Data entries
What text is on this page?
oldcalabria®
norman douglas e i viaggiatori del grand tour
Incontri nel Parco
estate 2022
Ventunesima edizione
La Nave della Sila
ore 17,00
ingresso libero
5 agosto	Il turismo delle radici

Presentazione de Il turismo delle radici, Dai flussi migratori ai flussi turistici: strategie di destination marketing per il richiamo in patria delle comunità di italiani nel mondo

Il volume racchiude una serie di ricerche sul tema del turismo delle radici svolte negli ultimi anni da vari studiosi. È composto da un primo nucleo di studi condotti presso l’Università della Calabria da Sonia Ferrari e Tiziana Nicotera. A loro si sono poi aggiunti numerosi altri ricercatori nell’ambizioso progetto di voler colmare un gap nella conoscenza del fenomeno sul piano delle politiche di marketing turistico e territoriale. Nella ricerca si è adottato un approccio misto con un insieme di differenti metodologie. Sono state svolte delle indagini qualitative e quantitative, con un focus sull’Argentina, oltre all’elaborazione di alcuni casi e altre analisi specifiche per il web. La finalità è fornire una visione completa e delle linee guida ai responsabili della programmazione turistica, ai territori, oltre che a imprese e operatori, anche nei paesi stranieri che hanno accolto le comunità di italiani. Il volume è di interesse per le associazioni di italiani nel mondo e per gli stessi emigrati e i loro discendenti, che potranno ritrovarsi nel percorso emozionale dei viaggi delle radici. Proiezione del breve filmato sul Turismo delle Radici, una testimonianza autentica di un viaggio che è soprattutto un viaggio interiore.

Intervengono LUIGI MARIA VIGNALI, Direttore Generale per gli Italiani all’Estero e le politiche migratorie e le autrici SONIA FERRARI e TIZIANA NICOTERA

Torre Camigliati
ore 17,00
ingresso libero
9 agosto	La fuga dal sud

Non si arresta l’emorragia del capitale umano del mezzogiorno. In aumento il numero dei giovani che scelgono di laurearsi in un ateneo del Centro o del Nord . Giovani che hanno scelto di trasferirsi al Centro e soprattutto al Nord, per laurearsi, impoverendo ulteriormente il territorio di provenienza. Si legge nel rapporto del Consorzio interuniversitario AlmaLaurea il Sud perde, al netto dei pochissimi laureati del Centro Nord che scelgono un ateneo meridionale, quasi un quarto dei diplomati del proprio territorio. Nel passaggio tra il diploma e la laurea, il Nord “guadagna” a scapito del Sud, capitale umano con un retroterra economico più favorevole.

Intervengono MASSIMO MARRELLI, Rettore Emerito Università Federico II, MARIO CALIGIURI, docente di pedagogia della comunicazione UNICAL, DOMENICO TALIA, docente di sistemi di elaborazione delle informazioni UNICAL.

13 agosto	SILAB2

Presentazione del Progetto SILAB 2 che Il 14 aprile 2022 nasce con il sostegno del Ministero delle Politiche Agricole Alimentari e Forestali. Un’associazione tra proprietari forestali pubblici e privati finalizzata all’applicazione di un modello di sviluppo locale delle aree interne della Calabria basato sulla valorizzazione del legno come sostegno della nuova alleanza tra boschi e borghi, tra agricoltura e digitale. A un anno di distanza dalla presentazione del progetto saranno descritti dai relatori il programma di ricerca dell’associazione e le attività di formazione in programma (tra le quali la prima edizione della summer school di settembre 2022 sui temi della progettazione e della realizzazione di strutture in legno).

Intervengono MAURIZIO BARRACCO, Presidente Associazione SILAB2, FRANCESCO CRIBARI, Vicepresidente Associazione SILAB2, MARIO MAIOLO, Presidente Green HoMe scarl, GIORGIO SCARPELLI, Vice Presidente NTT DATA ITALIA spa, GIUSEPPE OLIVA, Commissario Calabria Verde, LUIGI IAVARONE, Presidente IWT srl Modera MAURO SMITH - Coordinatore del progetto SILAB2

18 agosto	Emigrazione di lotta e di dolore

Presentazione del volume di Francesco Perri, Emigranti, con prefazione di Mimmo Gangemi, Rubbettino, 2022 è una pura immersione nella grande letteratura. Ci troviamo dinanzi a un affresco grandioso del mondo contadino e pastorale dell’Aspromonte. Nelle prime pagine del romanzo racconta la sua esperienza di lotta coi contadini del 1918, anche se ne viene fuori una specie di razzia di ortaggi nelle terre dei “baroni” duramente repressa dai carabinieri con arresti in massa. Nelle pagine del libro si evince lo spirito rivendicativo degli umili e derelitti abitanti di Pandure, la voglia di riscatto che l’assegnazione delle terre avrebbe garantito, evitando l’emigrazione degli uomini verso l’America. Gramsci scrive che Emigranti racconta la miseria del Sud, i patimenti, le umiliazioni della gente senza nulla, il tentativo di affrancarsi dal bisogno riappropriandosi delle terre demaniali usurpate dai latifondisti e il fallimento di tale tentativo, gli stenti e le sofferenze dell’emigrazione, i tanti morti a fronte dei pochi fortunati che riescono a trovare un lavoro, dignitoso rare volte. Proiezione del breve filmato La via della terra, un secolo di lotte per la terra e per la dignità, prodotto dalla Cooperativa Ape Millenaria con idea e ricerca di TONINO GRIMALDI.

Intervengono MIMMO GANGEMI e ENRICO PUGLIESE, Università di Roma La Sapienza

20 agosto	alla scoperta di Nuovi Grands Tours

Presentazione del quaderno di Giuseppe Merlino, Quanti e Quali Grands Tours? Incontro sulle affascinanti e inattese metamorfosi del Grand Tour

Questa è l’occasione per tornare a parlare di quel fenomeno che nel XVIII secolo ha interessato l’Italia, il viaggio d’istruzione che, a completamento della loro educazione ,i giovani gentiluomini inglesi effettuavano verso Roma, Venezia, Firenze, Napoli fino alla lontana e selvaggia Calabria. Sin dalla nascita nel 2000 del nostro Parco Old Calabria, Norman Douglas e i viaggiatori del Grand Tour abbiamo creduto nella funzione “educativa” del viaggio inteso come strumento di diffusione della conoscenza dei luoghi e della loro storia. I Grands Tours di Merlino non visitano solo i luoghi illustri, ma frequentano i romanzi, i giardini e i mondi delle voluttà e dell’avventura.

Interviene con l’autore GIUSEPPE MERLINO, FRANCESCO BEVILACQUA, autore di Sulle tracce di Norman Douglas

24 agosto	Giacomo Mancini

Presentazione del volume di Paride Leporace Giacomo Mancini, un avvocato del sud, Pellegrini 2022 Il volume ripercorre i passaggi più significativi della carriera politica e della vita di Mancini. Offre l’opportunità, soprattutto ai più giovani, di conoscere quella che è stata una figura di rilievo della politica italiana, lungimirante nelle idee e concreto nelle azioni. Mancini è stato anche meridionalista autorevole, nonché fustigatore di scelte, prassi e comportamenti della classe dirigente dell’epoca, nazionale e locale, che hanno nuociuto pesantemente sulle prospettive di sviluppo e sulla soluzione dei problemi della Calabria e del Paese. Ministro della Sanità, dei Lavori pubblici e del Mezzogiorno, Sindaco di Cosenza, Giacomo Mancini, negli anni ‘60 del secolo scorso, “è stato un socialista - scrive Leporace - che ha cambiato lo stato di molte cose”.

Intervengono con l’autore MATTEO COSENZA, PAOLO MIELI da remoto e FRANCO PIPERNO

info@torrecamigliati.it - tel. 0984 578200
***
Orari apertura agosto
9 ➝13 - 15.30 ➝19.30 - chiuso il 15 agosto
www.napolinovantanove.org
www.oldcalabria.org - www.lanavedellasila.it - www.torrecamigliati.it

Exercise aim
Only a number is wanted: how many lines of the material above hold "verso"?

Full response
2